→ WHAT TO WORK ON
Copy out every record below exactly as written, but leave out any pictures.

++++++++++

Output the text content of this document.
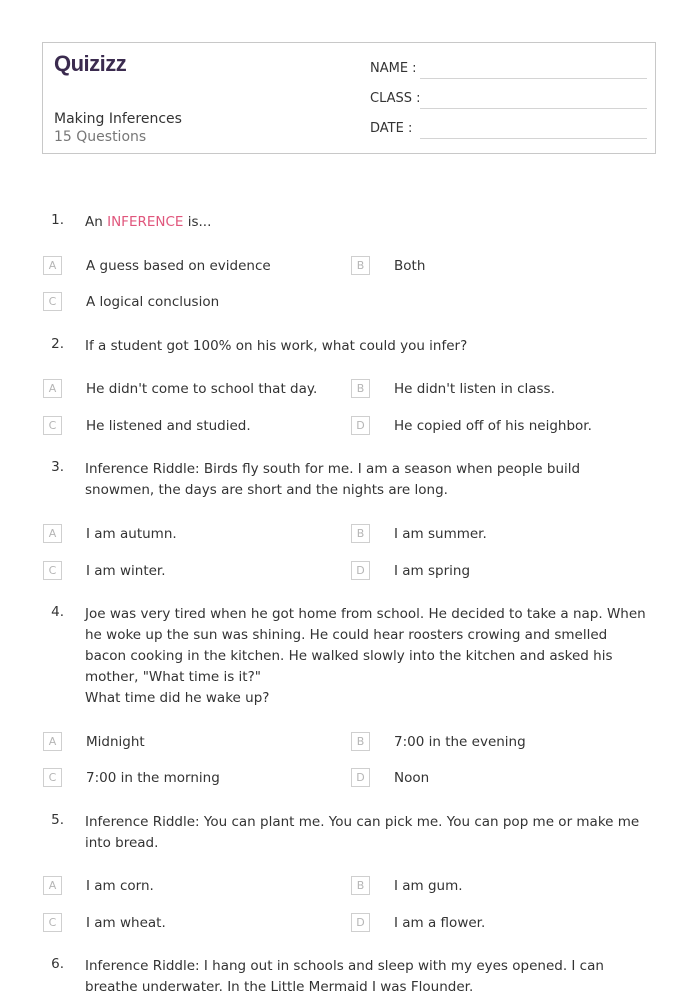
Quizizz
Making Inferences
15 Questions
NAME :
CLASS :
DATE :
1. An INFERENCE is...
A	A guess based on evidence	B	Both
C	A logical conclusion
2. If a student got 100% on his work, what could you infer?
A	He didn't come to school that day.	B	He didn't listen in class.
C	He listened and studied.	D	He copied off of his neighbor.
3. Inference Riddle: Birds fly south for me. I am a season when people build snowmen, the days are short and the nights are long.
A	I am autumn.	B	I am summer.
C	I am winter.	D	I am spring
4. Joe was very tired when he got home from school. He decided to take a nap. When he woke up the sun was shining. He could hear roosters crowing and smelled bacon cooking in the kitchen. He walked slowly into the kitchen and asked his mother, "What time is it?"
What time did he wake up?
A	Midnight	B	7:00 in the evening
C	7:00 in the morning	D	Noon
5. Inference Riddle: You can plant me. You can pick me. You can pop me or make me into bread.
A	I am corn.	B	I am gum.
C	I am wheat.	D	I am a flower.
6. Inference Riddle: I hang out in schools and sleep with my eyes opened. I can breathe underwater. In the Little Mermaid I was Flounder.
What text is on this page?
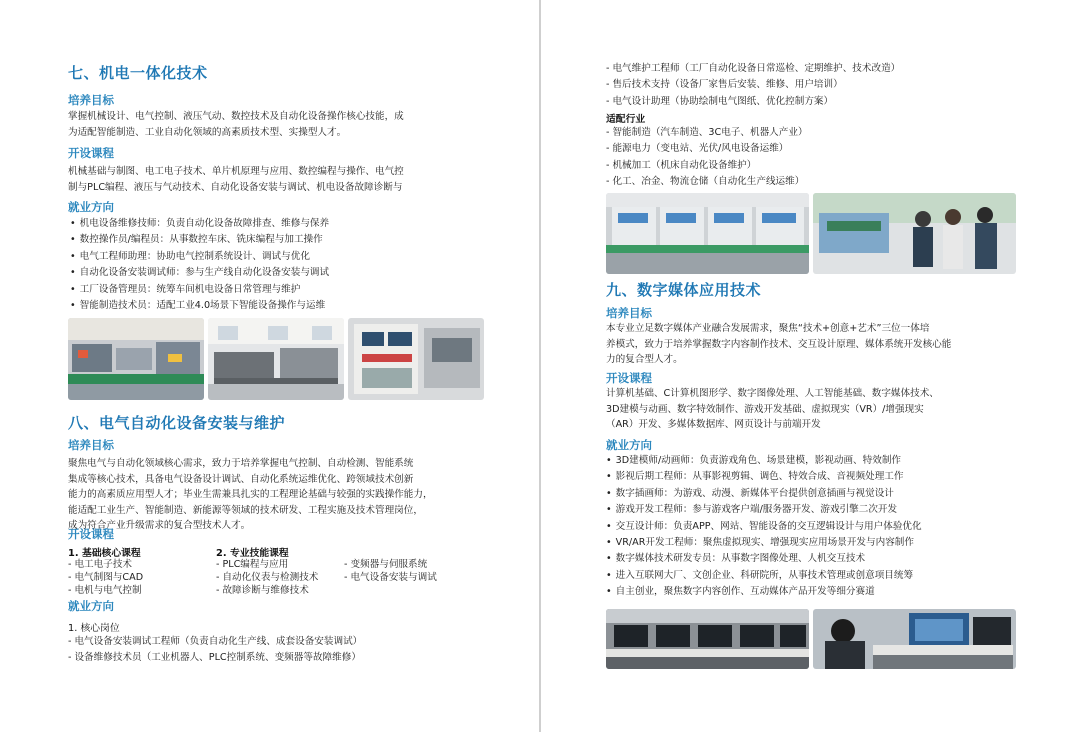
七、机电一体化技术
培养目标
掌握机械设计、电气控制、液压气动、数控技术及自动化设备操作核心技能，成
为适配智能制造、工业自动化领域的高素质技术型、实操型人才。
开设课程
机械基础与制图、电工电子技术、单片机原理与应用、数控编程与操作、电气控
制与PLC编程、液压与气动技术、自动化设备安装与调试、机电设备故障诊断与
就业方向
• 机电设备维修技师：负责自动化设备故障排查、维修与保养
• 数控操作员/编程员：从事数控车床、铣床编程与加工操作
• 电气工程师助理：协助电气控制系统设计、调试与优化
• 自动化设备安装调试师：参与生产线自动化设备安装与调试
• 工厂设备管理员：统筹车间机电设备日常管理与维护
• 智能制造技术员：适配工业4.0场景下智能设备操作与运维
八、电气自动化设备安装与维护
培养目标
聚焦电气与自动化领域核心需求，致力于培养掌握电气控制、自动检测、智能系统
集成等核心技术，具备电气设备设计调试、自动化系统运维优化、跨领域技术创新
能力的高素质应用型人才；毕业生需兼具扎实的工程理论基础与较强的实践操作能力，
能适配工业生产、智能制造、新能源等领域的技术研发、工程实施及技术管理岗位，
成为符合产业升级需求的复合型技术人才。
开设课程
1. 基础核心课程
- 电工电子技术
- 电气制图与CAD
- 电机与电气控制
2. 专业技能课程
- PLC编程与应用
- 自动化仪表与检测技术
- 故障诊断与维修技术
- 变频器与伺服系统
- 电气设备安装与调试
就业方向
1. 核心岗位
- 电气设备安装调试工程师（负责自动化生产线、成套设备安装调试）
- 设备维修技术员（工业机器人、PLC控制系统、变频器等故障维修）
- 电气维护工程师（工厂自动化设备日常巡检、定期维护、技术改造）
- 售后技术支持（设备厂家售后安装、维修、用户培训）
- 电气设计助理（协助绘制电气图纸、优化控制方案）
适配行业
- 智能制造（汽车制造、3C电子、机器人产业）
- 能源电力（变电站、光伏/风电设备运维）
- 机械加工（机床自动化设备维护）
- 化工、冶金、物流仓储（自动化生产线运维）
九、数字媒体应用技术
培养目标
本专业立足数字媒体产业融合发展需求，聚焦“技术+创意+艺术”三位一体培
养模式，致力于培养掌握数字内容制作技术、交互设计原理、媒体系统开发核心能
力的复合型人才。
开设课程
计算机基础、C计算机图形学、数字图像处理、人工智能基础、数字媒体技术、
3D建模与动画、数字特效制作、游戏开发基础、虚拟现实（VR）/增强现实
（AR）开发、多媒体数据库、网页设计与前端开发
就业方向
• 3D建模师/动画师：负责游戏角色、场景建模，影视动画、特效制作
• 影视后期工程师：从事影视剪辑、调色、特效合成、音视频处理工作
• 数字插画师：为游戏、动漫、新媒体平台提供创意插画与视觉设计
• 游戏开发工程师：参与游戏客户端/服务器开发、游戏引擎二次开发
• 交互设计师：负责APP、网站、智能设备的交互逻辑设计与用户体验优化
• VR/AR开发工程师：聚焦虚拟现实、增强现实应用场景开发与内容制作
• 数字媒体技术研发专员：从事数字图像处理、人机交互技术
• 进入互联网大厂、文创企业、科研院所，从事技术管理或创意项目统筹
• 自主创业，聚焦数字内容创作、互动媒体产品开发等细分赛道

++++++++++

→ SOLUTION TO THIS TASK
Output the text content of this document.
Quizizz
Making Inferences
15 Questions
NAME :
CLASS :
DATE :
1. An INFERENCE is...
A	A guess based on evidence	B	Both
C	A logical conclusion
2. If a student got 100% on his work, what could you infer?
A	He didn't come to school that day.	B	He didn't listen in class.
C	He listened and studied.	D	He copied off of his neighbor.
3. Inference Riddle: Birds fly south for me. I am a season when people build snowmen, the days are short and the nights are long.
A	I am autumn.	B	I am summer.
C	I am winter.	D	I am spring
4. Joe was very tired when he got home from school. He decided to take a nap. When he woke up the sun was shining. He could hear roosters crowing and smelled bacon cooking in the kitchen. He walked slowly into the kitchen and asked his mother, "What time is it?"
What time did he wake up?
A	Midnight	B	7:00 in the evening
C	7:00 in the morning	D	Noon
5. Inference Riddle: You can plant me. You can pick me. You can pop me or make me into bread.
A	I am corn.	B	I am gum.
C	I am wheat.	D	I am a flower.
6. Inference Riddle: I hang out in schools and sleep with my eyes opened. I can breathe underwater. In the Little Mermaid I was Flounder.
What text is on this page?
七、机电一体化技术
培养目标
掌握机械设计、电气控制、液压气动、数控技术及自动化设备操作核心技能，成
为适配智能制造、工业自动化领域的高素质技术型、实操型人才。
开设课程
机械基础与制图、电工电子技术、单片机原理与应用、数控编程与操作、电气控
制与PLC编程、液压与气动技术、自动化设备安装与调试、机电设备故障诊断与
就业方向
• 机电设备维修技师：负责自动化设备故障排查、维修与保养
• 数控操作员/编程员：从事数控车床、铣床编程与加工操作
• 电气工程师助理：协助电气控制系统设计、调试与优化
• 自动化设备安装调试师：参与生产线自动化设备安装与调试
• 工厂设备管理员：统筹车间机电设备日常管理与维护
• 智能制造技术员：适配工业4.0场景下智能设备操作与运维
八、电气自动化设备安装与维护
培养目标
聚焦电气与自动化领域核心需求，致力于培养掌握电气控制、自动检测、智能系统
集成等核心技术，具备电气设备设计调试、自动化系统运维优化、跨领域技术创新
能力的高素质应用型人才；毕业生需兼具扎实的工程理论基础与较强的实践操作能力，
能适配工业生产、智能制造、新能源等领域的技术研发、工程实施及技术管理岗位，
成为符合产业升级需求的复合型技术人才。
开设课程
1. 基础核心课程
- 电工电子技术
- 电气制图与CAD
- 电机与电气控制
2. 专业技能课程
- PLC编程与应用
- 自动化仪表与检测技术
- 故障诊断与维修技术
- 变频器与伺服系统
- 电气设备安装与调试
就业方向
1. 核心岗位
- 电气设备安装调试工程师（负责自动化生产线、成套设备安装调试）
- 设备维修技术员（工业机器人、PLC控制系统、变频器等故障维修）
- 电气维护工程师（工厂自动化设备日常巡检、定期维护、技术改造）
- 售后技术支持（设备厂家售后安装、维修、用户培训）
- 电气设计助理（协助绘制电气图纸、优化控制方案）
适配行业
- 智能制造（汽车制造、3C电子、机器人产业）
- 能源电力（变电站、光伏/风电设备运维）
- 机械加工（机床自动化设备维护）
- 化工、冶金、物流仓储（自动化生产线运维）
九、数字媒体应用技术
培养目标
本专业立足数字媒体产业融合发展需求，聚焦“技术+创意+艺术”三位一体培
养模式，致力于培养掌握数字内容制作技术、交互设计原理、媒体系统开发核心能
力的复合型人才。
开设课程
计算机基础、C计算机图形学、数字图像处理、人工智能基础、数字媒体技术、
3D建模与动画、数字特效制作、游戏开发基础、虚拟现实（VR）/增强现实
（AR）开发、多媒体数据库、网页设计与前端开发
就业方向
• 3D建模师/动画师：负责游戏角色、场景建模，影视动画、特效制作
• 影视后期工程师：从事影视剪辑、调色、特效合成、音视频处理工作
• 数字插画师：为游戏、动漫、新媒体平台提供创意插画与视觉设计
• 游戏开发工程师：参与游戏客户端/服务器开发、游戏引擎二次开发
• 交互设计师：负责APP、网站、智能设备的交互逻辑设计与用户体验优化
• VR/AR开发工程师：聚焦虚拟现实、增强现实应用场景开发与内容制作
• 数字媒体技术研发专员：从事数字图像处理、人机交互技术
• 进入互联网大厂、文创企业、科研院所，从事技术管理或创意项目统筹
• 自主创业，聚焦数字内容创作、互动媒体产品开发等细分赛道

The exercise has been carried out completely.